[Recorded data]
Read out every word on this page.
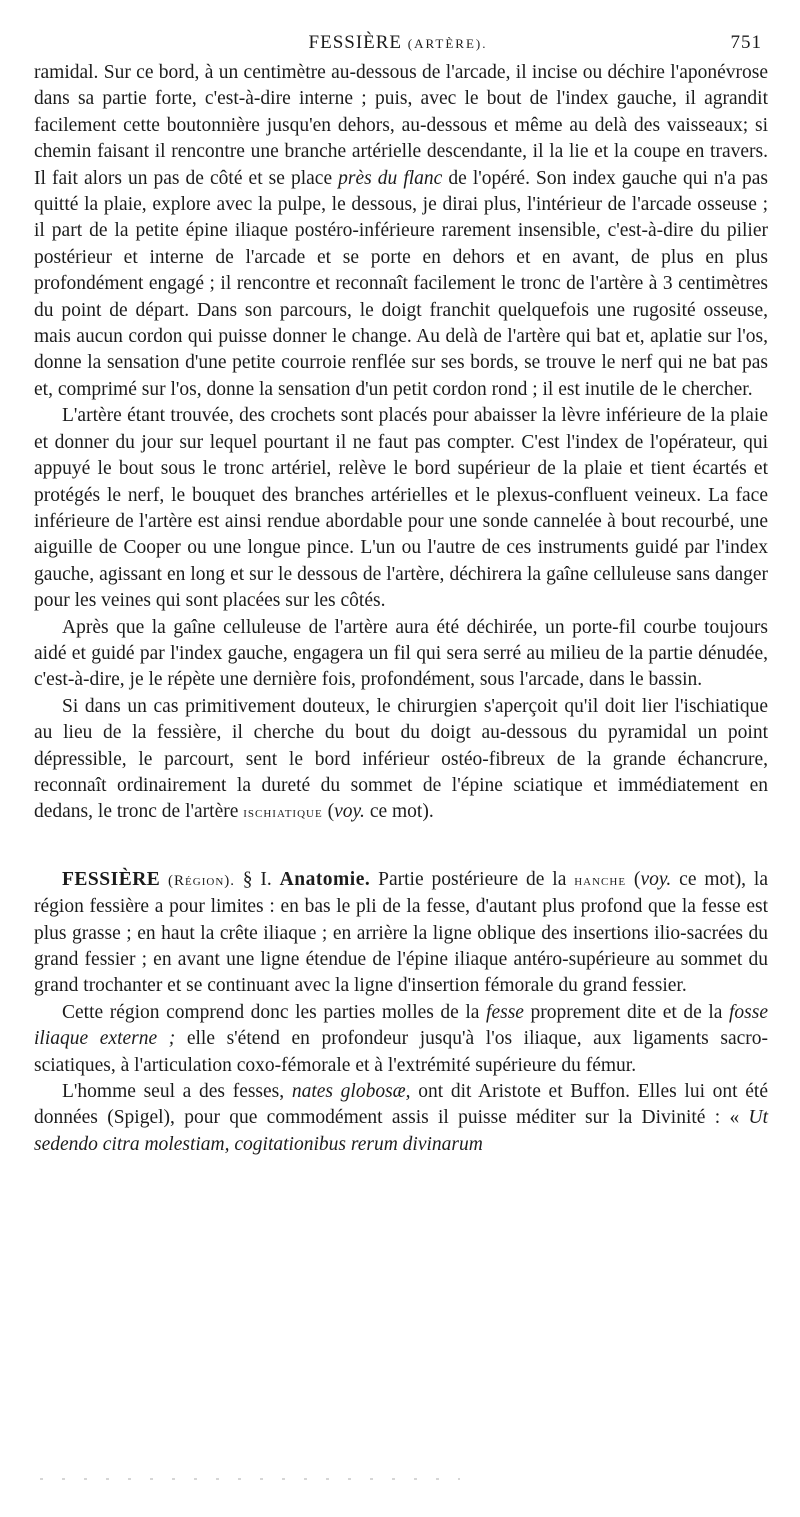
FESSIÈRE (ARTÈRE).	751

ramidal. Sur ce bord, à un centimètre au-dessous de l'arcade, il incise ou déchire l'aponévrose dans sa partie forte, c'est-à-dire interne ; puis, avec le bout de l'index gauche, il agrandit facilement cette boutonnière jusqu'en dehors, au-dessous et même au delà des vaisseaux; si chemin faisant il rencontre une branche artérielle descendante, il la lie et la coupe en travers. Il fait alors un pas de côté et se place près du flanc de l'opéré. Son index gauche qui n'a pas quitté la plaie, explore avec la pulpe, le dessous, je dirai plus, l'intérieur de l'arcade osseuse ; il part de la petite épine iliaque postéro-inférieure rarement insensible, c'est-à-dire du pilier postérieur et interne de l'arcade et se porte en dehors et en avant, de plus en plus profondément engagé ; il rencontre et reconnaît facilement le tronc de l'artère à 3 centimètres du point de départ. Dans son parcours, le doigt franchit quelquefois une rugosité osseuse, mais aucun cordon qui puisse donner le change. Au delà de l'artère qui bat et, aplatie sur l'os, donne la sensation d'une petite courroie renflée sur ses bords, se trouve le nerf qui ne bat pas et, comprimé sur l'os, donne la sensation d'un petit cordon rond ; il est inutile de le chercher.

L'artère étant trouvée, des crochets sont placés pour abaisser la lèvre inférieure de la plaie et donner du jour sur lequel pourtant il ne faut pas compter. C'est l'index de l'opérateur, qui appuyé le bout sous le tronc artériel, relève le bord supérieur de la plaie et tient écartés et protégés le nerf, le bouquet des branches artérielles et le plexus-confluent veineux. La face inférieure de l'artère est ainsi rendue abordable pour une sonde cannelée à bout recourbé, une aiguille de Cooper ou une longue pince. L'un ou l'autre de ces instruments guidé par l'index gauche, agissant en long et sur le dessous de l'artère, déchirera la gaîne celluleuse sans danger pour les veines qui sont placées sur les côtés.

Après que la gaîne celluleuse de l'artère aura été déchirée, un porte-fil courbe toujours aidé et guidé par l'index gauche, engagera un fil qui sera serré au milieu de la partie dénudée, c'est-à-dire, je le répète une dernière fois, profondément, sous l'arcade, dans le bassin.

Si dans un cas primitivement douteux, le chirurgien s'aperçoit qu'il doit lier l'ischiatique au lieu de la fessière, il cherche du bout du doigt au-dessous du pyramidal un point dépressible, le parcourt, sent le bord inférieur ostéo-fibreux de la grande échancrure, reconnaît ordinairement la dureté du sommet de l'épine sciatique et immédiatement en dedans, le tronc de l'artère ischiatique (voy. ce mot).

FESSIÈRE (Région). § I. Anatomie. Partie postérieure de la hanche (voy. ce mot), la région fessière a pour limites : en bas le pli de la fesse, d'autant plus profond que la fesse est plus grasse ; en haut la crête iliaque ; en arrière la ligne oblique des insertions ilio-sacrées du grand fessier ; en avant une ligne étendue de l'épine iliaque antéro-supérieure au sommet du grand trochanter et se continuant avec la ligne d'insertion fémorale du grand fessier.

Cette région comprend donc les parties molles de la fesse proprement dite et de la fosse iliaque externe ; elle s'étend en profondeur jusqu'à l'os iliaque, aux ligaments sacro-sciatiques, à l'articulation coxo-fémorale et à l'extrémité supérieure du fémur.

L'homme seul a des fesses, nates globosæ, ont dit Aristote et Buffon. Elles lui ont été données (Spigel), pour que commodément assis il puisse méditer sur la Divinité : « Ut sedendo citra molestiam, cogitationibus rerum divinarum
...
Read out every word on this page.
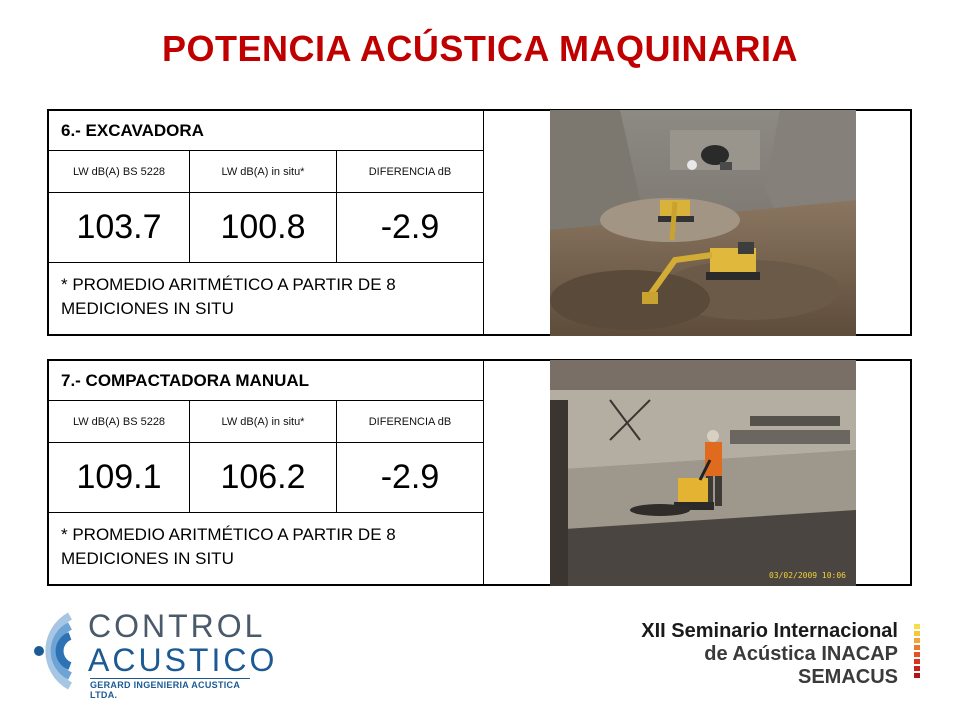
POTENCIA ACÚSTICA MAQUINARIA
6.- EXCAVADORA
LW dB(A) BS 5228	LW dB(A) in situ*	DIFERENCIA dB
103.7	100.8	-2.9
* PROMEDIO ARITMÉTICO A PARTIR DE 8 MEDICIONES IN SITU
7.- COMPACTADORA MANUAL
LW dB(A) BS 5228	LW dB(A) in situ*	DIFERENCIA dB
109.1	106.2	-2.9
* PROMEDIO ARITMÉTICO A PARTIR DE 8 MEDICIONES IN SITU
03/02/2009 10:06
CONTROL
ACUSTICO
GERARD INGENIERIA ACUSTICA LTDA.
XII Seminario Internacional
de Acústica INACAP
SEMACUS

**Exercise instructions**
Show the lines where the word "région" appears in the entries.

**Result of the exercise**
FESSIÈRE (Région). § I. Anatomie. Partie postérieure de la hanche (voy. ce mot), la région fessière a pour limites : en bas le pli de la fesse, d'autant plus profond que la fesse est plus grasse ; en haut la crête iliaque ; en arrière la ligne oblique des insertions ilio-sacrées du grand fessier ; en avant une ligne étendue de l'épine iliaque antéro-supérieure au sommet du grand trochanter et se continuant avec la ligne d'insertion fémorale du grand fessier.
Cette région comprend donc les parties molles de la fesse proprement dite et de la fosse iliaque externe ; elle s'étend en profondeur jusqu'à l'os iliaque, aux ligaments sacro-sciatiques, à l'articulation coxo-fémorale et à l'extrémité supérieure du fémur.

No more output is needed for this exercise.